▸ Problem to solve
Using the entries below, transcribe exactly the line containing "Give me the" and each line that follows it to the end.

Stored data
++++
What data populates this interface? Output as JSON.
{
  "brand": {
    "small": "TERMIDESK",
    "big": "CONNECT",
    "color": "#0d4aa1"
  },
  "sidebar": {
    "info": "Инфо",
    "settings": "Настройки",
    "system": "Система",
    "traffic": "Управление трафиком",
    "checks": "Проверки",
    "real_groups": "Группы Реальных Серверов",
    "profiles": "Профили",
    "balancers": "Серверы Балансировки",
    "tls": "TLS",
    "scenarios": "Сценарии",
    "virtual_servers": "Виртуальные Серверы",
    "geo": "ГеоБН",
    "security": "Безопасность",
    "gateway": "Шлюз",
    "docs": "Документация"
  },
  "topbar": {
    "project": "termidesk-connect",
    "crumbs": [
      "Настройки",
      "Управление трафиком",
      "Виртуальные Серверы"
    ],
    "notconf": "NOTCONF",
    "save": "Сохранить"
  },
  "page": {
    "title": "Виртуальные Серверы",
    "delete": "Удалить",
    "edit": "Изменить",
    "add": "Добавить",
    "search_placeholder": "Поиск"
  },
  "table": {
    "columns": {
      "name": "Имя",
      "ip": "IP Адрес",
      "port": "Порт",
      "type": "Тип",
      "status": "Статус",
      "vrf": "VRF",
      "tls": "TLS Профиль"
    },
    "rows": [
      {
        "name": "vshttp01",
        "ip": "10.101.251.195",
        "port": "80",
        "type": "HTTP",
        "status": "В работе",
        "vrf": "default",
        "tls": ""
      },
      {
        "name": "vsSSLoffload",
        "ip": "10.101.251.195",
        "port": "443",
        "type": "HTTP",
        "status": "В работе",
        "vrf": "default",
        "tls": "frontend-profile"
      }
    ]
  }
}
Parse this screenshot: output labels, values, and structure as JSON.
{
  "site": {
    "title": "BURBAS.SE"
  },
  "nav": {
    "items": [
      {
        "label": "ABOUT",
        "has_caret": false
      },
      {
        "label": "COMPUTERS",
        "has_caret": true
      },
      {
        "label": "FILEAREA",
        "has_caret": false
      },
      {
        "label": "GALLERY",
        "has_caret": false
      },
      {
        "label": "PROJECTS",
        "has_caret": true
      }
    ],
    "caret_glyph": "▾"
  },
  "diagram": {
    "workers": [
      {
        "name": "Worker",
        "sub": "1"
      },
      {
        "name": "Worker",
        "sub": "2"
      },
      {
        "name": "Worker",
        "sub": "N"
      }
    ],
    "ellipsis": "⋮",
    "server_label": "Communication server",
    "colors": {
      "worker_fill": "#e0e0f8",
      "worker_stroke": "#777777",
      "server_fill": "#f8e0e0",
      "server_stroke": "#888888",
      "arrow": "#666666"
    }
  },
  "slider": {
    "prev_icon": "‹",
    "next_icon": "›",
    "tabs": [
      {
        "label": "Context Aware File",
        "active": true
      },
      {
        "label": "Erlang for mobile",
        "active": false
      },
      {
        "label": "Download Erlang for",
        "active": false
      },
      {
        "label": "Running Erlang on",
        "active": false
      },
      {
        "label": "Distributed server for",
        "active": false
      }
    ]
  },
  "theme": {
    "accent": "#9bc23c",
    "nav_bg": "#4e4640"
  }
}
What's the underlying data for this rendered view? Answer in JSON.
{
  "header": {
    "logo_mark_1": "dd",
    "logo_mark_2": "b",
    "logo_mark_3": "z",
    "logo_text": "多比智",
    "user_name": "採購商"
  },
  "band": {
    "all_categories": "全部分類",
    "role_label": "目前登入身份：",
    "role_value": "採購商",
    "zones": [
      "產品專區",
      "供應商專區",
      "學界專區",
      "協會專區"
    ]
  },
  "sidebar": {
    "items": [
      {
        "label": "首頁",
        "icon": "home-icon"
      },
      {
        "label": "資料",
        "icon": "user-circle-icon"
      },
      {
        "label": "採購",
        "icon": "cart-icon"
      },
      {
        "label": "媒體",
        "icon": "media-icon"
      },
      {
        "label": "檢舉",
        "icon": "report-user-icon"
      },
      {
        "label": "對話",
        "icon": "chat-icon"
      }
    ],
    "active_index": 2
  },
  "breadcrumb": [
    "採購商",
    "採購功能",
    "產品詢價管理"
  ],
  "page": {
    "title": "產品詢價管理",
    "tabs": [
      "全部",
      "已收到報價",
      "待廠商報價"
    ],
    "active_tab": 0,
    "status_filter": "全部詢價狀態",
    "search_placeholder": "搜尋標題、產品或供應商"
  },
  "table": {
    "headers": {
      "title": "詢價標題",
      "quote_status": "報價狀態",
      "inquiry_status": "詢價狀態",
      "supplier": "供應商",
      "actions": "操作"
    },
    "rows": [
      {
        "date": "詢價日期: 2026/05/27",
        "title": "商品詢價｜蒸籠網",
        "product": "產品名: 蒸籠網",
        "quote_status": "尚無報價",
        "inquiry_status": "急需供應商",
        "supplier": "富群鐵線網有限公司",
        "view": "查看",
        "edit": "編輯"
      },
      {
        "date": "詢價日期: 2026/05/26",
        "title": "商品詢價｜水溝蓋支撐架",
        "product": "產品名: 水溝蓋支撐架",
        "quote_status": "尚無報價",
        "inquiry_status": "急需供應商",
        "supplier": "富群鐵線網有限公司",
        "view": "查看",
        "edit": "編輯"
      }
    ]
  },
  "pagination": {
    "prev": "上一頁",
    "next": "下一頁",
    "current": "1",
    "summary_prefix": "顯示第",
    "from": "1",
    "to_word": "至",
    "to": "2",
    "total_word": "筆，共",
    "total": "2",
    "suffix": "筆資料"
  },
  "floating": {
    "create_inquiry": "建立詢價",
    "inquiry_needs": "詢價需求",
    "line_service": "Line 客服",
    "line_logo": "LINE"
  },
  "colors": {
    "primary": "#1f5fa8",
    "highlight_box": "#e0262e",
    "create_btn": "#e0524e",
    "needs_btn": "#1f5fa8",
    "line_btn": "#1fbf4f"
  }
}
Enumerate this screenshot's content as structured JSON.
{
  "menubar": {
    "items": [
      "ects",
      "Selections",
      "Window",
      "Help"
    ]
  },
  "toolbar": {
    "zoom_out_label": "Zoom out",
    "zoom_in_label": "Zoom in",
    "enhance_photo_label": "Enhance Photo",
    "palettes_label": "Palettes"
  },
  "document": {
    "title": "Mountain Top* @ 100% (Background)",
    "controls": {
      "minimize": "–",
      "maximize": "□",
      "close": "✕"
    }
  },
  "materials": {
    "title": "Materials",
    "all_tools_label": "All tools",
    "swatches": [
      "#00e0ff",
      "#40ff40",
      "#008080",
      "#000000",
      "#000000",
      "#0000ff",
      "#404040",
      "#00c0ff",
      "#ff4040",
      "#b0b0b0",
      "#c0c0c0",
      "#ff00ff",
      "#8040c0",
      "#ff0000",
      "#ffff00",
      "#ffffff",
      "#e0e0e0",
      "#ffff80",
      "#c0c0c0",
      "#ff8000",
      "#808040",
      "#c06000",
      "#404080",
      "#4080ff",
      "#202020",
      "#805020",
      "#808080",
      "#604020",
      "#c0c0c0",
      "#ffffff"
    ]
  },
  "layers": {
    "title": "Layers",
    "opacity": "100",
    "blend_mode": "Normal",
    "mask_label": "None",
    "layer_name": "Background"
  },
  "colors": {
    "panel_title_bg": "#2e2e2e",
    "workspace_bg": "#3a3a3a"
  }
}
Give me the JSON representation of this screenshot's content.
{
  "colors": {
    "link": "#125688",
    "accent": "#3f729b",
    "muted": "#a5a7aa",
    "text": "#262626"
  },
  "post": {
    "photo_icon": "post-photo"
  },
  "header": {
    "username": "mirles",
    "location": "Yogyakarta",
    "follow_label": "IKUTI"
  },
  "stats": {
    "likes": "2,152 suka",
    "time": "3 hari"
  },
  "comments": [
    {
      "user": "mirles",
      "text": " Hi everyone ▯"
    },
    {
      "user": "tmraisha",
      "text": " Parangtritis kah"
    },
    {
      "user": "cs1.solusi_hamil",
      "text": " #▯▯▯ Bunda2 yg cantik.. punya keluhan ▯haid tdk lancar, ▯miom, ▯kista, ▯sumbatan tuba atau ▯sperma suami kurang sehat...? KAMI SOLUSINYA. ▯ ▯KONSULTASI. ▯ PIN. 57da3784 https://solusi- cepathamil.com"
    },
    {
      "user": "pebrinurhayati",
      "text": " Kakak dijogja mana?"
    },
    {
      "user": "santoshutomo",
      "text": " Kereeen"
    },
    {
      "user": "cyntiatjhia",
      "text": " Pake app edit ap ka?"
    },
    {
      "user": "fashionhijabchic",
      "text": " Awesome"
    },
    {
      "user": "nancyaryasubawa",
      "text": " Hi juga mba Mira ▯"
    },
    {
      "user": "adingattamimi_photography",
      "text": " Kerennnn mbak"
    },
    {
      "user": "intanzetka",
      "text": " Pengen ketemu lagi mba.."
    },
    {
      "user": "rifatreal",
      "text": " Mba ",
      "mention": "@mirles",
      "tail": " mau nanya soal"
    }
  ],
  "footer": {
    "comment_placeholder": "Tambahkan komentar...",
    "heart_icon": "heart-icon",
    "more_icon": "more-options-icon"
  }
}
++++
▸ Worked solution
Give me the JSON representation of this screenshot's content.
{
  "colors": {
    "link": "#125688",
    "accent": "#3f729b",
    "muted": "#a5a7aa",
    "text": "#262626"
  },
  "post": {
    "photo_icon": "post-photo"
  },
  "header": {
    "username": "mirles",
    "location": "Yogyakarta",
    "follow_label": "IKUTI"
  },
  "stats": {
    "likes": "2,152 suka",
    "time": "3 hari"
  },
  "comments": [
    {
      "user": "mirles",
      "text": " Hi everyone ▯"
    },
    {
      "user": "tmraisha",
      "text": " Parangtritis kah"
    },
    {
      "user": "cs1.solusi_hamil",
      "text": " #▯▯▯ Bunda2 yg cantik.. punya keluhan ▯haid tdk lancar, ▯miom, ▯kista, ▯sumbatan tuba atau ▯sperma suami kurang sehat...? KAMI SOLUSINYA. ▯ ▯KONSULTASI. ▯ PIN. 57da3784 https://solusi- cepathamil.com"
    },
    {
      "user": "pebrinurhayati",
      "text": " Kakak dijogja mana?"
    },
    {
      "user": "santoshutomo",
      "text": " Kereeen"
    },
    {
      "user": "cyntiatjhia",
      "text": " Pake app edit ap ka?"
    },
    {
      "user": "fashionhijabchic",
      "text": " Awesome"
    },
    {
      "user": "nancyaryasubawa",
      "text": " Hi juga mba Mira ▯"
    },
    {
      "user": "adingattamimi_photography",
      "text": " Kerennnn mbak"
    },
    {
      "user": "intanzetka",
      "text": " Pengen ketemu lagi mba.."
    },
    {
      "user": "rifatreal",
      "text": " Mba ",
      "mention": "@mirles",
      "tail": " mau nanya soal"
    }
  ],
  "footer": {
    "comment_placeholder": "Tambahkan komentar...",
    "heart_icon": "heart-icon",
    "more_icon": "more-options-icon"
  }
}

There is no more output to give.